Set task:
Below are some records. Count the lines with "tịch" in them and give nothing but the total.

Material provided:
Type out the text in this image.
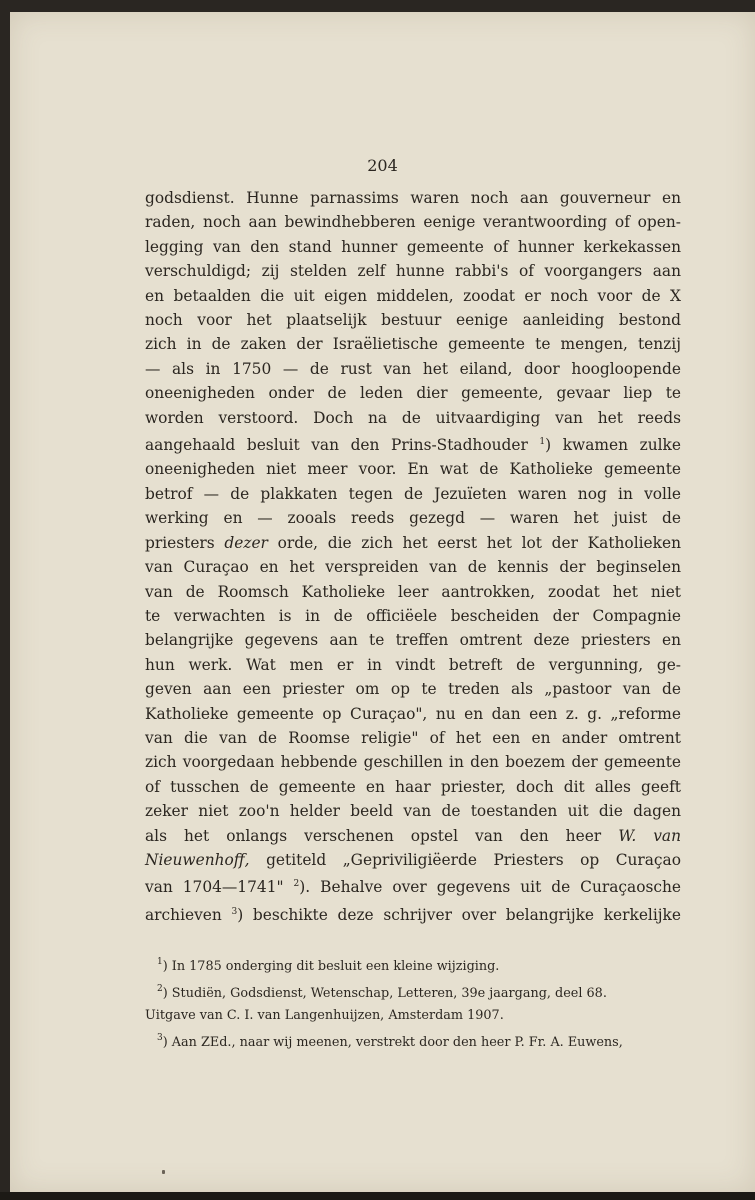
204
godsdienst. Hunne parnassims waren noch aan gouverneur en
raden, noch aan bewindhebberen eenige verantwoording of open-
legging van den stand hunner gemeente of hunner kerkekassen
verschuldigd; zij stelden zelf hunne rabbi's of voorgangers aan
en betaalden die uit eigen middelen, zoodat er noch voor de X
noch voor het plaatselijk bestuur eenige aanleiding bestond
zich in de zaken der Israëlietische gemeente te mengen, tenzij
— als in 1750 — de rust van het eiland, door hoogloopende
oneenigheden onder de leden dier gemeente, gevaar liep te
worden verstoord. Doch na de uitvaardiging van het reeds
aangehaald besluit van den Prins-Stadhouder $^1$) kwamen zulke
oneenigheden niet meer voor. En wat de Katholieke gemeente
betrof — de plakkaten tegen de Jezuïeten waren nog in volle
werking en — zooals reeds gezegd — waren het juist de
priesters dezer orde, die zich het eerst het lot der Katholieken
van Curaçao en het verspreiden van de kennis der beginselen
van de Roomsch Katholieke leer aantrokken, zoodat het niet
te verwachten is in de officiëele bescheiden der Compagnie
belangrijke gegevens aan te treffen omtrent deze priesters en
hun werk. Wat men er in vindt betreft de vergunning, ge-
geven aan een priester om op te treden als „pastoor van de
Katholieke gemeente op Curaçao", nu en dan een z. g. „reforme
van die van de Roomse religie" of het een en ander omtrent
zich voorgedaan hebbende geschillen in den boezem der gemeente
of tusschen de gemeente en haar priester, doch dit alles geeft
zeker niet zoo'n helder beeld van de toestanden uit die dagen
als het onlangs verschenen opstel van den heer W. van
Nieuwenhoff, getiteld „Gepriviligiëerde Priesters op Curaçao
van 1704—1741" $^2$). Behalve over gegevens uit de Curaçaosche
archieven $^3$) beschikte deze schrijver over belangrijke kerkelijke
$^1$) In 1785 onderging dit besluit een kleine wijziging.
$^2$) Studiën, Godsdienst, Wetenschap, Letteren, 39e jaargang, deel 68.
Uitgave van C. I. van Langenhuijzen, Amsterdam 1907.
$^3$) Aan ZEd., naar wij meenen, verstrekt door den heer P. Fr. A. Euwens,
...
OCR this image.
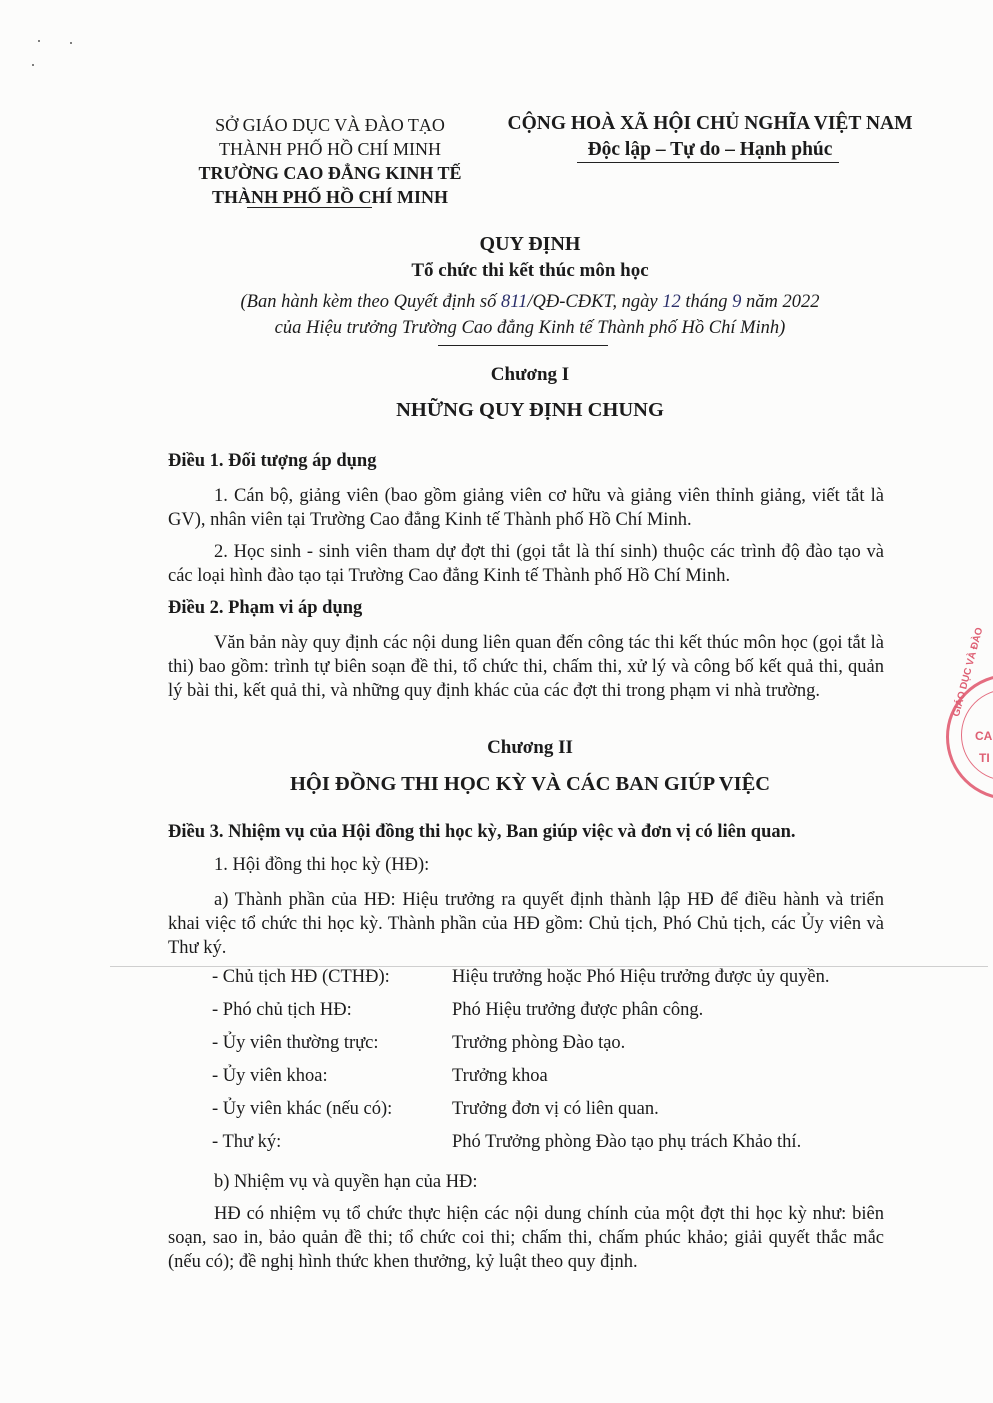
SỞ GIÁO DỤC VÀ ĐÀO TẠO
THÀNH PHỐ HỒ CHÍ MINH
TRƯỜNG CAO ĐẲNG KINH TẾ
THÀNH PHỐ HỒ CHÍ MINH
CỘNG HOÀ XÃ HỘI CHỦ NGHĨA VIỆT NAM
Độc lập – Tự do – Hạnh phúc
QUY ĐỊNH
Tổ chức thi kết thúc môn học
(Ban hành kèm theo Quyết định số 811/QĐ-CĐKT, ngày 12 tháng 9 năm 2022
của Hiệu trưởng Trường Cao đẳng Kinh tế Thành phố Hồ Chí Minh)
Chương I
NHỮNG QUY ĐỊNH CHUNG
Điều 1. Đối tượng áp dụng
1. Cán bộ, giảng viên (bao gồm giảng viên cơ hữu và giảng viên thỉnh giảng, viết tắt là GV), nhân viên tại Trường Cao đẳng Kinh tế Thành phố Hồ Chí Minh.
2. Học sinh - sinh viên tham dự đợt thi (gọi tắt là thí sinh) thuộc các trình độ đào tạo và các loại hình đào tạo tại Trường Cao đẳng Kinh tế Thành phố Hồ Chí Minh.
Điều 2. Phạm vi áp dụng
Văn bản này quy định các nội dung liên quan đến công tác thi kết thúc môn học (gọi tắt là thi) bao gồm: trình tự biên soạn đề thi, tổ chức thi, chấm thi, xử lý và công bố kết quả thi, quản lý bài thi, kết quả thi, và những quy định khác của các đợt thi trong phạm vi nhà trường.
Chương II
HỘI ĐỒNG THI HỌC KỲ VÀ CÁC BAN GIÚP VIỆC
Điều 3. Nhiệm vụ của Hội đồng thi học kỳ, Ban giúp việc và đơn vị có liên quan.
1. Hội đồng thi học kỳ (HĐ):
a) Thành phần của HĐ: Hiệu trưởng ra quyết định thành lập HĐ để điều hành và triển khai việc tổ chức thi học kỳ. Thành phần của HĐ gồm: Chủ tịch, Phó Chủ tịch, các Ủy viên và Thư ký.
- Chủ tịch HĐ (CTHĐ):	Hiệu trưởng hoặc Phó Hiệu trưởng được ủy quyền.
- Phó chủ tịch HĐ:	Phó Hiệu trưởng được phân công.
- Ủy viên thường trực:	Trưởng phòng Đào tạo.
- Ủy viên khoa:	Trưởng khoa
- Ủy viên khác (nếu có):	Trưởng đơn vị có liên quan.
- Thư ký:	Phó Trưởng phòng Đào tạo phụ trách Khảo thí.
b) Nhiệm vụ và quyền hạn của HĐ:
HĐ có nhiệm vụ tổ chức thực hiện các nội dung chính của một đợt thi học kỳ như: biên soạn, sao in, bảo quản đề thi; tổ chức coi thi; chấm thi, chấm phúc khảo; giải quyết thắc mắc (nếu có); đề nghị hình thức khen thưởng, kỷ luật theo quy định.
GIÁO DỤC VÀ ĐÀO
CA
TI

The output:
3